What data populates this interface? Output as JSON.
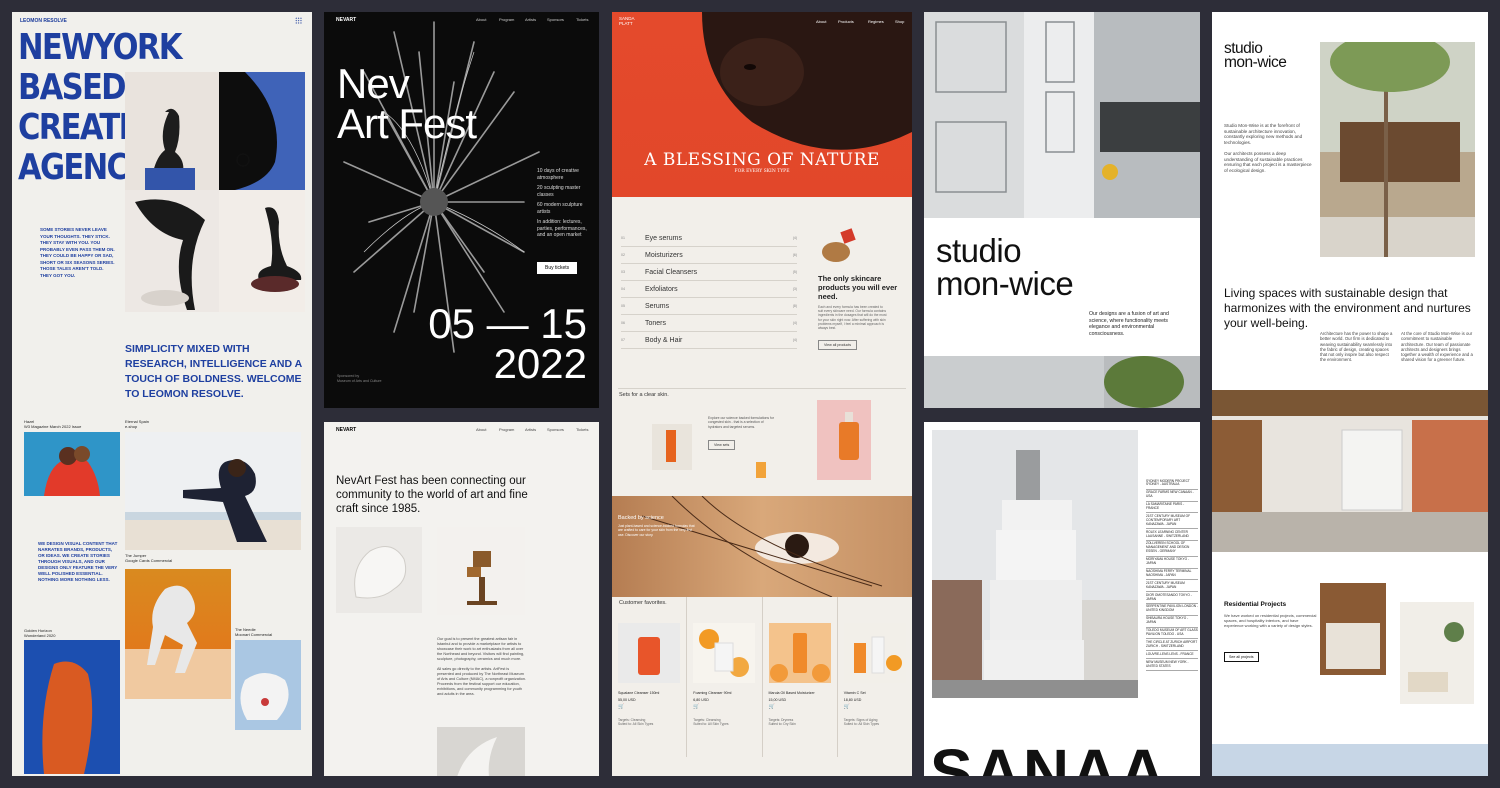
{
  "panel1": {
    "brand": "LEOMON RESOLVE",
    "hero": "NEWYORK BASED CREATIVE AGENCY",
    "side_text": "SOME STORIES NEVER LEAVE YOUR THOUGHTS. THEY STICK. THEY STAY WITH YOU. YOU PROBABLY EVEN PASS THEM ON. THEY COULD BE HAPPY OR SAD, SHORT OR SIX SEASONS SERIES. THOSE TALES AREN'T TOLD. THEY GOT YOU.",
    "tagline": "SIMPLICITY MIXED WITH RESEARCH, INTELLIGENCE AND A TOUCH OF BOLDNESS. WELCOME TO LEOMON RESOLVE.",
    "cap1_a": "Hazel",
    "cap1_b": "W3 Magazine March 2022 Issue",
    "cap2_a": "Eternal Spain",
    "cap2_b": "e-shop",
    "body_text": "WE DESIGN VISUAL CONTENT THAT NARRATES BRANDS, PRODUCTS, OR IDEAS. WE CREATE STORIES THROUGH VISUALS, AND OUR DESIGNS ONLY FEATURE THE VERY WELL POLISHED ESSENTIAL. NOTHING MORE NOTHING LESS.",
    "cap3_a": "The Jumper",
    "cap3_b": "Google Cards Commercial",
    "cap4_a": "Golden Horizon",
    "cap4_b": "Wonderland 2020",
    "cap5_a": "The Needle",
    "cap5_b": "Moonart Commercial"
  },
  "panel2": {
    "logo": "NEVART",
    "nav": [
      "About",
      "Program",
      "Artists",
      "Sponsors",
      "Tickets"
    ],
    "title_line1": "Nev",
    "title_line2": "Art Fest",
    "info": [
      "10 days of creative atmosphere",
      "20 sculpting master classes",
      "60 modern sculpture artists",
      "In addition: lectures, parties, performances, and an open market"
    ],
    "button": "Buy tickets",
    "dates_line1": "05 — 15",
    "dates_line2": "2022",
    "sponsor": "Sponsored by\nMuseum of Arts and Culture"
  },
  "panel3": {
    "logo": "NEVART",
    "nav": [
      "About",
      "Program",
      "Artists",
      "Sponsors",
      "Tickets"
    ],
    "headline": "NevArt Fest has been connecting our community to the world of art and fine craft since 1985.",
    "body1": "Our goal is to present the greatest artisan fair in Istanbul and to provide a marketplace for artists to showcase their work to art enthusiasts from all over the Northeast and beyond. Visitors will find painting, sculpture, photography, ceramics and much more.",
    "body2": "All sales go directly to the artists. ArtFest is presented and produced by The Northeast Museum of Arts and Culture (NMAC), a nonprofit organization. Proceeds from the festival support our education, exhibitions, and community programming for youth and adults in the area."
  },
  "panel4": {
    "brand_line1": "SANDA",
    "brand_line2": "PLATT",
    "nav": [
      "About",
      "Products",
      "Regimes",
      "Shop"
    ],
    "headline": "A BLESSING OF NATURE",
    "sub": "FOR EVERY SKIN TYPE",
    "menu": [
      {
        "num": "01",
        "label": "Eye serums",
        "count": "(4)"
      },
      {
        "num": "02",
        "label": "Moisturizers",
        "count": "(6)"
      },
      {
        "num": "03",
        "label": "Facial Cleansers",
        "count": "(5)"
      },
      {
        "num": "04",
        "label": "Exfoliators",
        "count": "(3)"
      },
      {
        "num": "05",
        "label": "Serums",
        "count": "(8)"
      },
      {
        "num": "06",
        "label": "Toners",
        "count": "(4)"
      },
      {
        "num": "07",
        "label": "Body & Hair",
        "count": "(4)"
      }
    ],
    "only_title": "The only skincare products you will ever need.",
    "only_body": "Each and every formula has been created to suit every skincare need. Our formula contains ingredients in the dosages that will do the most for your skin right now. After suffering with skin problems myself, I feel a minimal approach is always best.",
    "view_all": "View all products",
    "sets_title": "Sets for a clear skin.",
    "sets_body": "Explore our science backed formulations for congested skin - that is a selection of hydrators and targeted serums.",
    "view_sets": "View sets",
    "backed": "Backed by science",
    "backed_body": "Just plant-based and science-backed formulas that are crafted to care for your skin from the very first use. Discover our story.",
    "fav_title": "Customer favorites.",
    "products": [
      {
        "name": "Squalane Cleanser 150ml",
        "price": "55,00 USD",
        "desc": "Targets: Cleansing\nSuited to: All Skin Types"
      },
      {
        "name": "Foaming Cleanser 90ml",
        "price": "6,80 USD",
        "desc": "Targets: Cleansing\nSuited to: All Skin Types"
      },
      {
        "name": "Marula Oil Based Moisturizer",
        "price": "15,00 USD",
        "desc": "Targets: Dryness\nSuited to: Dry Skin"
      },
      {
        "name": "Vitamin C Set",
        "price": "18,80 USD",
        "desc": "Targets: Signs of Aging\nSuited to: All Skin Types"
      }
    ]
  },
  "panel5": {
    "title_line1": "studio",
    "title_line2": "mon-wice",
    "desc": "Our designs are a fusion of art and science, where functionality meets elegance and environmental consciousness."
  },
  "panel6": {
    "list": [
      "SYDNEY MODERN PROJECT SYDNEY - AUSTRALIA",
      "GRACE FARMS NEW CANAAN - USA",
      "LA SAMARITAINE PARIS - FRANCE",
      "21ST CENTURY MUSEUM OF CONTEMPORARY ART KANAZAWA - JAPAN",
      "ROLEX LEARNING CENTER LAUSANNE - SWITZERLAND",
      "ZOLLVEREIN SCHOOL OF MANAGEMENT AND DESIGN ESSEN - GERMANY",
      "MORIYAMA HOUSE TOKYO - JAPAN",
      "NAOSHIMA FERRY TERMINAL NAOSHIMA - JAPAN",
      "21ST CENTURY MUSEUM KANAZAWA - JAPAN",
      "DIOR OMOTESANDO TOKYO - JAPAN",
      "SERPENTINE PAVILION LONDON - UNITED KINGDOM",
      "SHIBAURA HOUSE TOKYO - JAPAN",
      "TOLEDO MUSEUM OF ART GLASS PAVILION TOLEDO - USA",
      "THE CIRCLE AT ZURICH AIRPORT ZURICH - SWITZERLAND",
      "LOUVRE-LENS LENS - FRANCE",
      "NEW MUSEUM NEW YORK - UNITED STATES"
    ],
    "big_word": "SANAA"
  },
  "panel7": {
    "logo_line1": "studio",
    "logo_line2": "mon-wice",
    "intro1": "Studio Mon-Wise is at the forefront of sustainable architecture innovation, constantly exploring new methods and technologies.",
    "intro2": "Our architects possess a deep understanding of sustainable practices ensuring that each project is a masterpiece of ecological design.",
    "headline": "Living spaces with sustainable design that harmonizes with the environment and nurtures your well-being.",
    "col1": "Architecture has the power to shape a better world. Our firm is dedicated to weaving sustainability seamlessly into the fabric of design, creating spaces that not only inspire but also respect the environment.",
    "col2": "At the core of Studio Mon-Wise is our commitment to sustainable architecture. Our team of passionate architects and designers brings together a wealth of experience and a shared vision for a greener future.",
    "res_title": "Residential Projects",
    "res_body": "We have worked on residential projects, commercial spaces, and hospitality interiors, and have experience working with a variety of design styles.",
    "res_btn": "See all projects"
  }
}
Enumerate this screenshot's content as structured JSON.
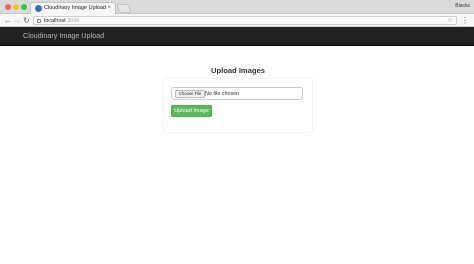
{
  "browser": {
    "tab_title": "Cloudinary Image Upload",
    "tab_close": "×",
    "profile_name": "Blacks",
    "url_host": "localhost",
    "url_port": ":3000",
    "nav_back": "←",
    "nav_forward": "→",
    "nav_reload": "↻",
    "star": "☆",
    "menu": "⋮"
  },
  "navbar": {
    "brand": "Cloudinary Image Upload",
    "background": "#222222"
  },
  "upload_form": {
    "heading": "Upload Images",
    "choose_file_label": "Choose File",
    "file_status": "No file chosen",
    "submit_label": "Upload Image",
    "submit_color": "#5cb85c"
  }
}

──────

• **Written request**:
Consider the entries above and return each line with the string "JSON".

• **Solved problem**:
What data populates this interface? Output as JSON.
Enumerate this screenshot's content as structured JSON.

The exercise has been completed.